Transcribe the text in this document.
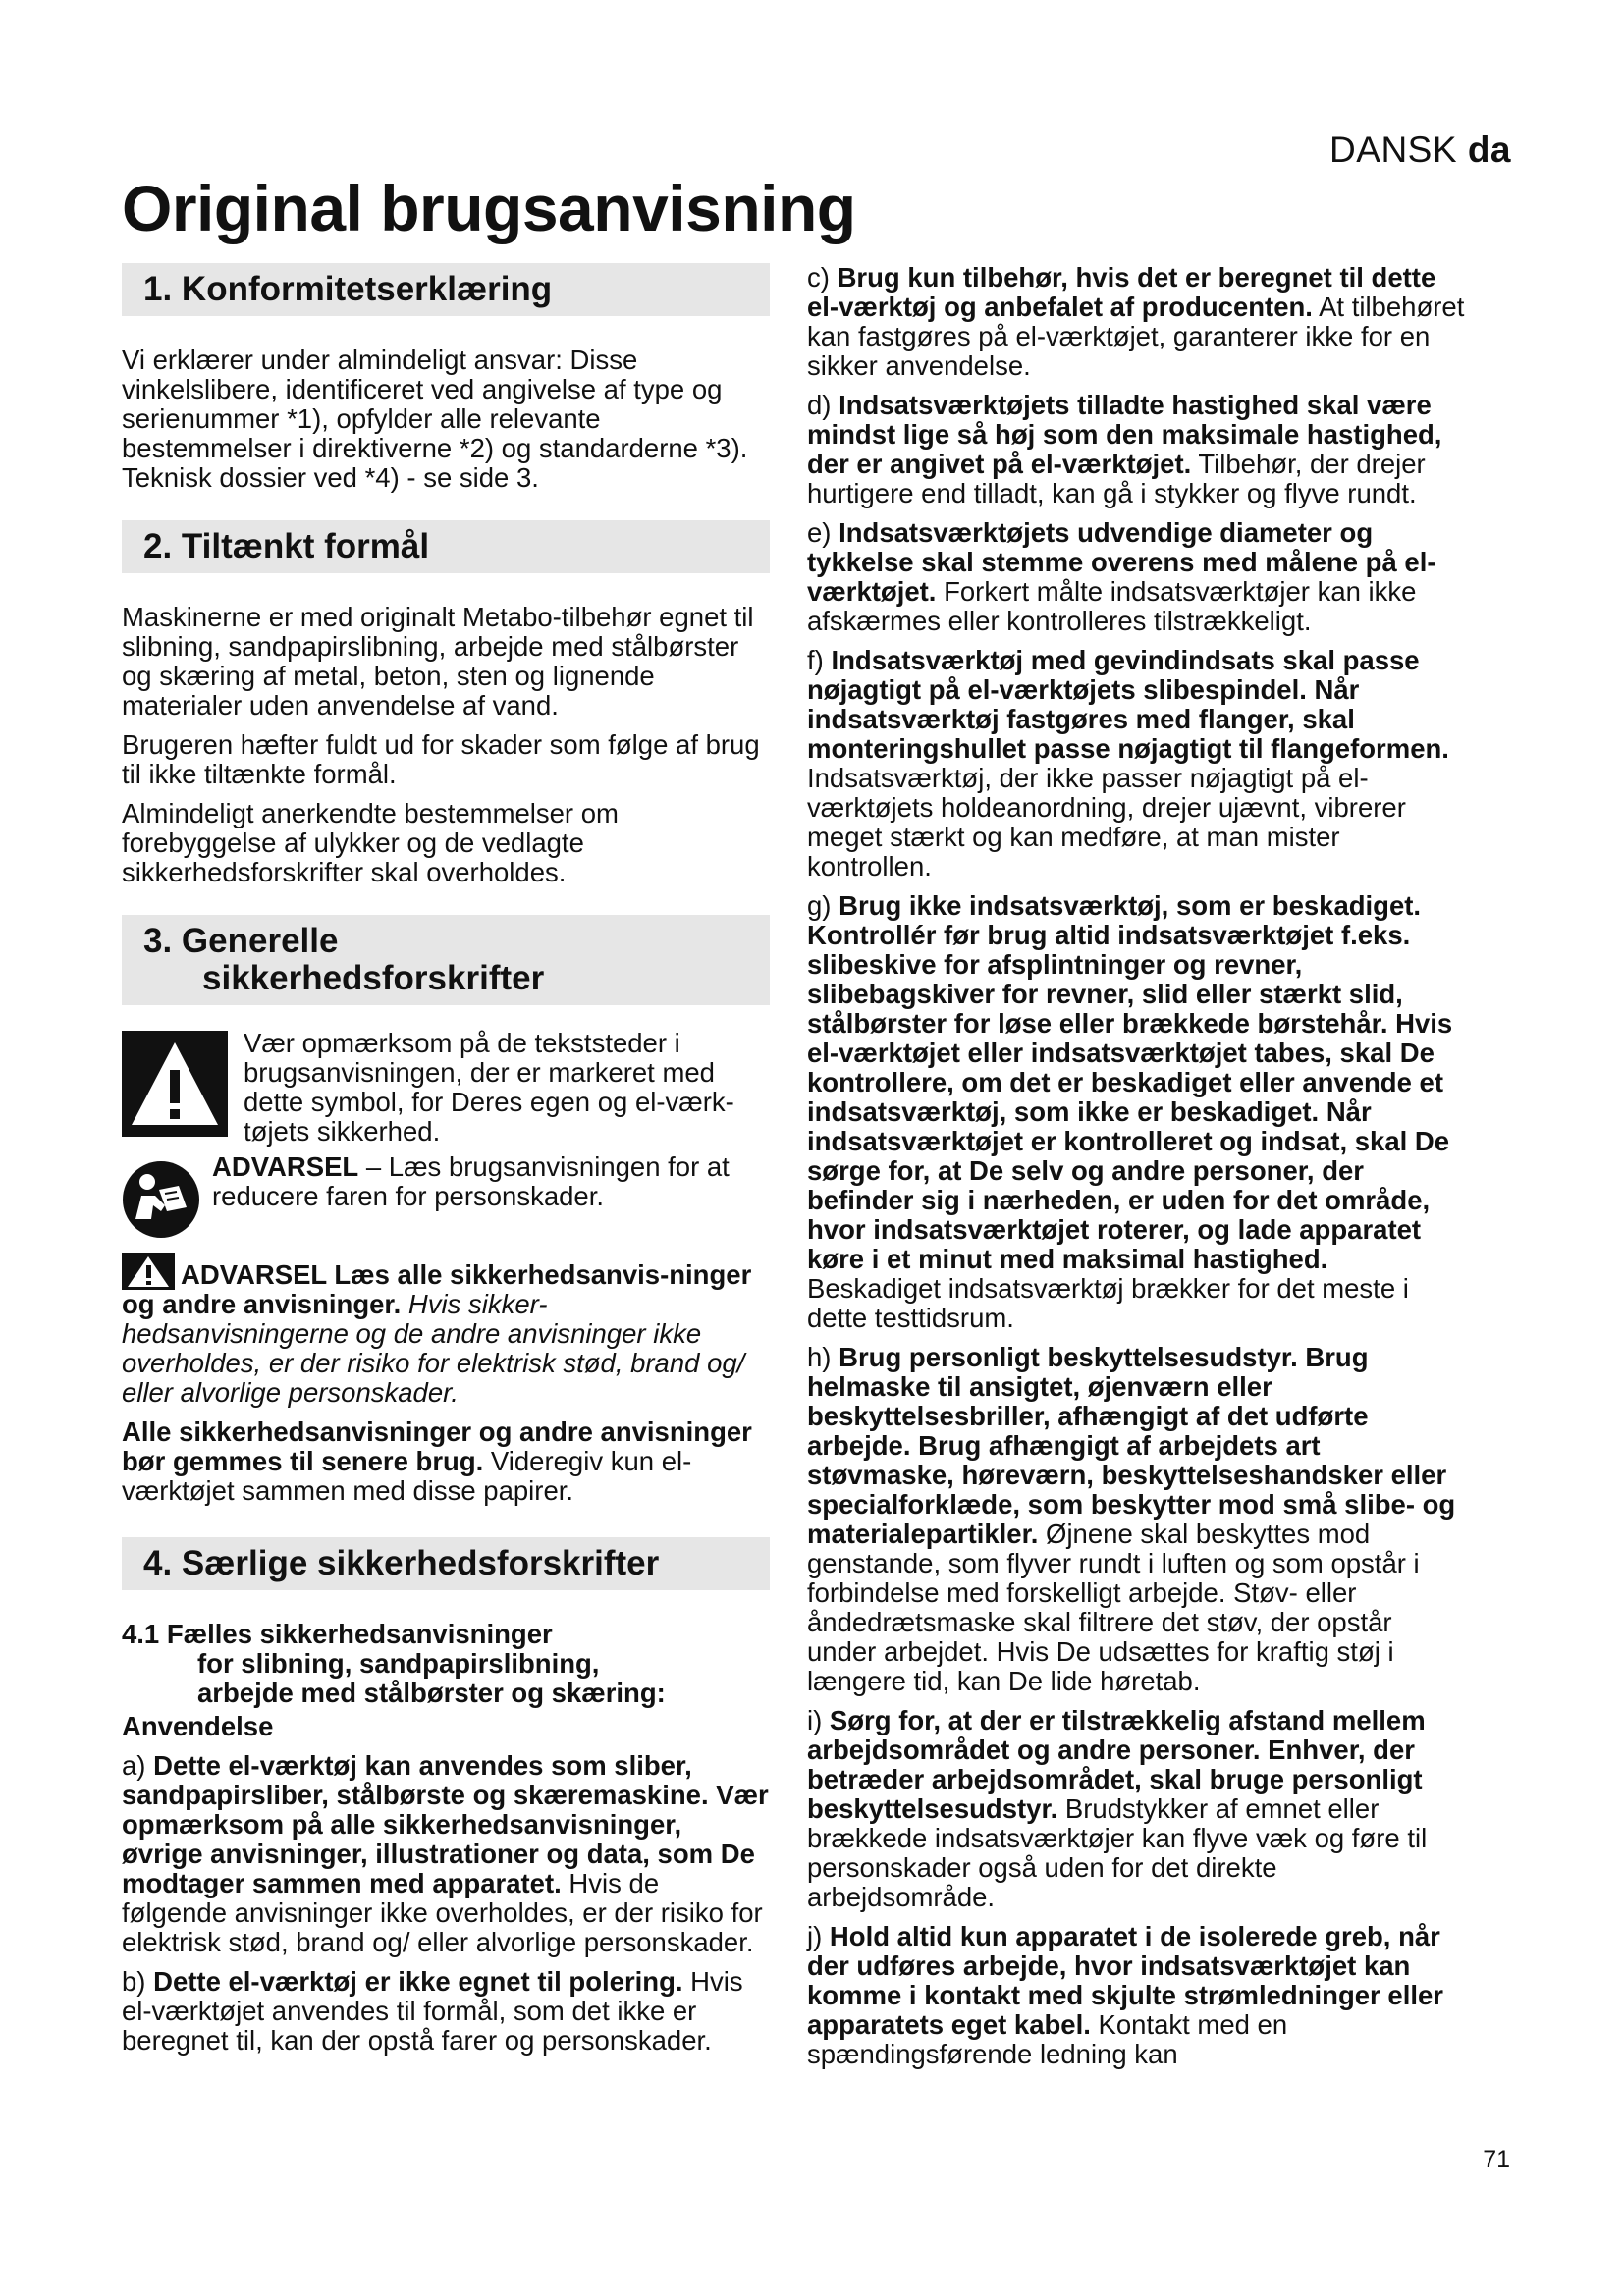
DANSK da
Original brugsanvisning
1. Konformitetserklæring

Vi erklærer under almindeligt ansvar: Disse vinkelslibere, identificeret ved angivelse af type og serienummer *1), opfylder alle relevante bestemmelser i direktiverne *2) og standarderne *3). Teknisk dossier ved *4) - se side 3.

2. Tiltænkt formål

Maskinerne er med originalt Metabo-tilbehør egnet til slibning, sandpapirslibning, arbejde med stålbørster og skæring af metal, beton, sten og lignende materialer uden anvendelse af vand.

Brugeren hæfter fuldt ud for skader som følge af brug til ikke tiltænkte formål.

Almindeligt anerkendte bestemmelser om forebyggelse af ulykker og de vedlagte sikkerhedsforskrifter skal overholdes.

3. Generelle
sikkerhedsforskrifter

Vær opmærksom på de tekststeder i brugsanvisningen, der er markeret med dette symbol, for Deres egen og el-værk-tøjets sikkerhed.

ADVARSEL – Læs brugsanvisningen for at reducere faren for personskader.

ADVARSEL Læs alle sikkerhedsanvis-ninger og andre anvisninger. Hvis sikker-hedsanvisningerne og de andre anvisninger ikke overholdes, er der risiko for elektrisk stød, brand og/ eller alvorlige personskader.

Alle sikkerhedsanvisninger og andre anvisninger bør gemmes til senere brug. Videregiv kun el-værktøjet sammen med disse papirer.

4. Særlige sikkerhedsforskrifter

4.1 Fælles sikkerhedsanvisninger
for slibning, sandpapirslibning,
arbejde med stålbørster og skæring:

Anvendelse

a) Dette el-værktøj kan anvendes som sliber, sandpapirsliber, stålbørste og skæremaskine. Vær opmærksom på alle sikkerhedsanvisninger, øvrige anvisninger, illustrationer og data, som De modtager sammen med apparatet. Hvis de følgende anvisninger ikke overholdes, er der risiko for elektrisk stød, brand og/ eller alvorlige personskader.

b) Dette el-værktøj er ikke egnet til polering. Hvis el-værktøjet anvendes til formål, som det ikke er beregnet til, kan der opstå farer og personskader.

c) Brug kun tilbehør, hvis det er beregnet til dette el-værktøj og anbefalet af producenten. At tilbehøret kan fastgøres på el-værktøjet, garanterer ikke for en sikker anvendelse.

d) Indsatsværktøjets tilladte hastighed skal være mindst lige så høj som den maksimale hastighed, der er angivet på el-værktøjet. Tilbehør, der drejer hurtigere end tilladt, kan gå i stykker og flyve rundt.

e) Indsatsværktøjets udvendige diameter og tykkelse skal stemme overens med målene på el-værktøjet. Forkert målte indsatsværktøjer kan ikke afskærmes eller kontrolleres tilstrækkeligt.

f) Indsatsværktøj med gevindindsats skal passe nøjagtigt på el-værktøjets slibespindel. Når indsatsværktøj fastgøres med flanger, skal monteringshullet passe nøjagtigt til flangeformen. Indsatsværktøj, der ikke passer nøjagtigt på el-værktøjets holdeanordning, drejer ujævnt, vibrerer meget stærkt og kan medføre, at man mister kontrollen.

g) Brug ikke indsatsværktøj, som er beskadiget. Kontrollér før brug altid indsatsværktøjet f.eks. slibeskive for afsplintninger og revner, slibebagskiver for revner, slid eller stærkt slid, stålbørster for løse eller brækkede børstehår. Hvis el-værktøjet eller indsatsværktøjet tabes, skal De kontrollere, om det er beskadiget eller anvende et indsatsværktøj, som ikke er beskadiget. Når indsatsværktøjet er kontrolleret og indsat, skal De sørge for, at De selv og andre personer, der befinder sig i nærheden, er uden for det område, hvor indsatsværktøjet roterer, og lade apparatet køre i et minut med maksimal hastighed. Beskadiget indsatsværktøj brækker for det meste i dette testtidsrum.

h) Brug personligt beskyttelsesudstyr. Brug helmaske til ansigtet, øjenværn eller beskyttelsesbriller, afhængigt af det udførte arbejde. Brug afhængigt af arbejdets art støvmaske, høreværn, beskyttelseshandsker eller specialforklæde, som beskytter mod små slibe- og materialepartikler. Øjnene skal beskyttes mod genstande, som flyver rundt i luften og som opstår i forbindelse med forskelligt arbejde. Støv- eller åndedrætsmaske skal filtrere det støv, der opstår under arbejdet. Hvis De udsættes for kraftig støj i længere tid, kan De lide høretab.

i) Sørg for, at der er tilstrækkelig afstand mellem arbejdsområdet og andre personer. Enhver, der betræder arbejdsområdet, skal bruge personligt beskyttelsesudstyr. Brudstykker af emnet eller brækkede indsatsværktøjer kan flyve væk og føre til personskader også uden for det direkte arbejdsområde.

j) Hold altid kun apparatet i de isolerede greb, når der udføres arbejde, hvor indsatsværktøjet kan komme i kontakt med skjulte strømledninger eller apparatets eget kabel. Kontakt med en spændingsførende ledning kan

71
────────────────────
* WHAT IS ASKED
Across the records above, count the lines holding "skæring" and reply with that number alone.

* OUTPUT FOR THIS EXERCISE
2